Repeat the material in full. Keep every line exactly as it is.

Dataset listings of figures
┌──

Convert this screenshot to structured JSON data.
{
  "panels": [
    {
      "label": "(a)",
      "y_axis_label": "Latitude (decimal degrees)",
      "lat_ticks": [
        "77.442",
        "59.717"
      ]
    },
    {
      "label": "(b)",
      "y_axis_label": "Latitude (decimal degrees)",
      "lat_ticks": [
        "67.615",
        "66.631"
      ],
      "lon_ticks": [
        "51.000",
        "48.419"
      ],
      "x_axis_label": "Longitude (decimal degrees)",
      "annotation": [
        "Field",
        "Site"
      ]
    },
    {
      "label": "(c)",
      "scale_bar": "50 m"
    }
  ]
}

└──

(Response below):
Convert this screenshot to structured JSON data.
{
  "panels": [
    {
      "label": "(a)",
      "y_axis_label": "Latitude (decimal degrees)",
      "lat_ticks": [
        "77.442",
        "59.717"
      ]
    },
    {
      "label": "(b)",
      "y_axis_label": "Latitude (decimal degrees)",
      "lat_ticks": [
        "67.615",
        "66.631"
      ],
      "lon_ticks": [
        "51.000",
        "48.419"
      ],
      "x_axis_label": "Longitude (decimal degrees)",
      "annotation": [
        "Field",
        "Site"
      ]
    },
    {
      "label": "(c)",
      "scale_bar": "50 m"
    }
  ]
}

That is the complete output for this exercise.